-------- Records provided

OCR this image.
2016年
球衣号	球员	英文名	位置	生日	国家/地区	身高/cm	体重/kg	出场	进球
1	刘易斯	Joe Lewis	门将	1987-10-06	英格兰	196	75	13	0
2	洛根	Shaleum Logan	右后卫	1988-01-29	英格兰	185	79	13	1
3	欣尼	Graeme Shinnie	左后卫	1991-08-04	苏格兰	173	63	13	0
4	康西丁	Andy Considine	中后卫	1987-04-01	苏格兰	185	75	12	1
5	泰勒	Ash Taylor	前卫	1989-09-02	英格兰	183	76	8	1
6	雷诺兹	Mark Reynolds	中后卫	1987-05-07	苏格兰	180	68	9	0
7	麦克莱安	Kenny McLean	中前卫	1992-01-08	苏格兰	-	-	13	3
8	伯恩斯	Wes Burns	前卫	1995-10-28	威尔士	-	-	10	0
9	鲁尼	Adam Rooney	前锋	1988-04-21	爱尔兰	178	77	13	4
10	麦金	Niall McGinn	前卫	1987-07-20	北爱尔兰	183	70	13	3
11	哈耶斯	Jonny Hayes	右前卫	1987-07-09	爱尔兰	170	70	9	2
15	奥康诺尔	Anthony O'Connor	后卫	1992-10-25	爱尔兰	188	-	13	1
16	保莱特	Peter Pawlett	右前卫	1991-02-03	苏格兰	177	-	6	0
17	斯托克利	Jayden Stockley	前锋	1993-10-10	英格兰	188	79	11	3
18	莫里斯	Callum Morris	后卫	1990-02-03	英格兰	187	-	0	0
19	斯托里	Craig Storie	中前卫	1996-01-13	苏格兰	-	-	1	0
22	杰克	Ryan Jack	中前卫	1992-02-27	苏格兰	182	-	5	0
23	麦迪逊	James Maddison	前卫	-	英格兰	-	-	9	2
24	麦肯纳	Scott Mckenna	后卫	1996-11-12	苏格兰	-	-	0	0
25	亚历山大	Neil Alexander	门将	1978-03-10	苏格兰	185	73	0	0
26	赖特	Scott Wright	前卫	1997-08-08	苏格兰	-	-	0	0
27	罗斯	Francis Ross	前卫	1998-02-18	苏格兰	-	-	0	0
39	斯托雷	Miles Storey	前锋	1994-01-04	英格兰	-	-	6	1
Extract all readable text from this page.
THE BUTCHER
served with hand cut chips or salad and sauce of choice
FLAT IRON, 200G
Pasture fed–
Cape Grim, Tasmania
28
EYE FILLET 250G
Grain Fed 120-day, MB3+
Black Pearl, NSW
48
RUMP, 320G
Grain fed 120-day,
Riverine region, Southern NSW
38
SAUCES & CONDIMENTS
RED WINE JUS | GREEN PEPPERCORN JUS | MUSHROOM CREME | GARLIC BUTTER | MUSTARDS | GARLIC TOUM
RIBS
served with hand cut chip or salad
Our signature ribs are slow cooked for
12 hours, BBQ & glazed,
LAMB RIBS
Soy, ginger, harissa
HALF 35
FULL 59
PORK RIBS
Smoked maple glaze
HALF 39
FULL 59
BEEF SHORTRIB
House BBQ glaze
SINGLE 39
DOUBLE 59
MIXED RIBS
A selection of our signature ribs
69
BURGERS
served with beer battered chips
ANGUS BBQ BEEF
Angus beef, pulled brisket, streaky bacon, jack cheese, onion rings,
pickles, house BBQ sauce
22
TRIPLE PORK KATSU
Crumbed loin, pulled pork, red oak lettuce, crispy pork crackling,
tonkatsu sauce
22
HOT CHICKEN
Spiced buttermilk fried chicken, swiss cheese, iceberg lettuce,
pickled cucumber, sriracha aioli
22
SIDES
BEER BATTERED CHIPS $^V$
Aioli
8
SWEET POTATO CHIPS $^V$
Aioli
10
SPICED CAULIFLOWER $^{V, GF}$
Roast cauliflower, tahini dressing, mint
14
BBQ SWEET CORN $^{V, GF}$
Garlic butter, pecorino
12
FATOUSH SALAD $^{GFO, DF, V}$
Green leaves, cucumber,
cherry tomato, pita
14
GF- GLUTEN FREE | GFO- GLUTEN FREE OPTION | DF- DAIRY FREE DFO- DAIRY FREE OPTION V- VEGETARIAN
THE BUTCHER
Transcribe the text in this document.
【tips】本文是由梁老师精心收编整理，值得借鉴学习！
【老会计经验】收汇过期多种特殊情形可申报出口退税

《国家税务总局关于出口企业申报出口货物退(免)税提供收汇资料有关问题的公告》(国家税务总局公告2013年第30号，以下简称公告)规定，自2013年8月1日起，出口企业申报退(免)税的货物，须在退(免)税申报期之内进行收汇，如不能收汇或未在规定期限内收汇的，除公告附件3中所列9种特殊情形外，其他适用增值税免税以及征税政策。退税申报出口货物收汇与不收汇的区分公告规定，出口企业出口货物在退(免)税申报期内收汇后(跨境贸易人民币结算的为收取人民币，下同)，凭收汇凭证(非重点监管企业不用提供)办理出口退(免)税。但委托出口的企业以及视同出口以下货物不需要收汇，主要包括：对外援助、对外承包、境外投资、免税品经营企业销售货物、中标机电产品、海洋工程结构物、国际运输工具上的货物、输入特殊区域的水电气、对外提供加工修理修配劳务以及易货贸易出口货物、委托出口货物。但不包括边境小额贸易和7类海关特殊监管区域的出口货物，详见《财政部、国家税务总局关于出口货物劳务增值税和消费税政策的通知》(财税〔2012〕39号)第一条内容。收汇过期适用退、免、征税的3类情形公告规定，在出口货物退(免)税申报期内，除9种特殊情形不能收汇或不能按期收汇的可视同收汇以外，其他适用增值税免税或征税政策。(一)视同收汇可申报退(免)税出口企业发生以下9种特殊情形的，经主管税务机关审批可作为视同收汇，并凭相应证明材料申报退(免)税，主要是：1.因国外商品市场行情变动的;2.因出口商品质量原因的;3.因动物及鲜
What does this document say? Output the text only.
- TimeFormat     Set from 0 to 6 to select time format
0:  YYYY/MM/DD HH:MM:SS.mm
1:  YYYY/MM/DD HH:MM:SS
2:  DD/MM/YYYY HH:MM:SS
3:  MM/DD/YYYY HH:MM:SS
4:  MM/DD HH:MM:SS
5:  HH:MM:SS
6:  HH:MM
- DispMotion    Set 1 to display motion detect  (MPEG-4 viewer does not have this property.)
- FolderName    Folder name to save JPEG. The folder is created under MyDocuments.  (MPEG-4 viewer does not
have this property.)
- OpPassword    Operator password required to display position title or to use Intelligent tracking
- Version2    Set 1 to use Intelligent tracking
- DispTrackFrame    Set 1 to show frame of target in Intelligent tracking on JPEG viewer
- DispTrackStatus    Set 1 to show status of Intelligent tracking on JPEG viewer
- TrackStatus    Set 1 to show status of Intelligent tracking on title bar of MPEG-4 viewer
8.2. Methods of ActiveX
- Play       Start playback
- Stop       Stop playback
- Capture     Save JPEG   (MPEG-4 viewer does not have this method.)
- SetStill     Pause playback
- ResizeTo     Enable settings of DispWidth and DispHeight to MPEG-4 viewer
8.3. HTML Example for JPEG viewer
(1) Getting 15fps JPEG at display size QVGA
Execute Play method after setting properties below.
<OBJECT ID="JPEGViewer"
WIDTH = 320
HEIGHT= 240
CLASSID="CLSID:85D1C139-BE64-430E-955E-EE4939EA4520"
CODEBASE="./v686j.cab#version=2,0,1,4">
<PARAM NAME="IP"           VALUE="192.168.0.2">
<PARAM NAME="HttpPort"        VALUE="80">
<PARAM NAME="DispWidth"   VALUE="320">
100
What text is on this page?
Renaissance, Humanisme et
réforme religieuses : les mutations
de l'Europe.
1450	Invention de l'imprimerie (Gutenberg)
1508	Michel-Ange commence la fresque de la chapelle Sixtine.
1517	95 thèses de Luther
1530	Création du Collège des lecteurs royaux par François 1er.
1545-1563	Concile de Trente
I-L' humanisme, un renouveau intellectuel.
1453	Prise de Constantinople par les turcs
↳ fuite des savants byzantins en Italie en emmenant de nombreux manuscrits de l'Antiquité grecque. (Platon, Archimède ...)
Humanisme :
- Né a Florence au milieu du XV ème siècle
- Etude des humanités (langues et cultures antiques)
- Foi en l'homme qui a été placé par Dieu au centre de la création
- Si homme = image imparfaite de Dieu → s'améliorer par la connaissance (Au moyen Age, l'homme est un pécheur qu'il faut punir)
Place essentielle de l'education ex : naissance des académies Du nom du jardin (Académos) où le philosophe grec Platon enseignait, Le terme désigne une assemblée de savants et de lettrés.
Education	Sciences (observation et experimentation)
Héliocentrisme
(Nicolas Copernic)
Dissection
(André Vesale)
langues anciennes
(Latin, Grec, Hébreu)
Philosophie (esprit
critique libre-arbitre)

----------------

● **Given request**
Copy each line of the listing in which the word "property" can be found.

● **Result of the task**
- DispMotion    Set 1 to display motion detect  (MPEG-4 viewer does not have this property.)
have this property.)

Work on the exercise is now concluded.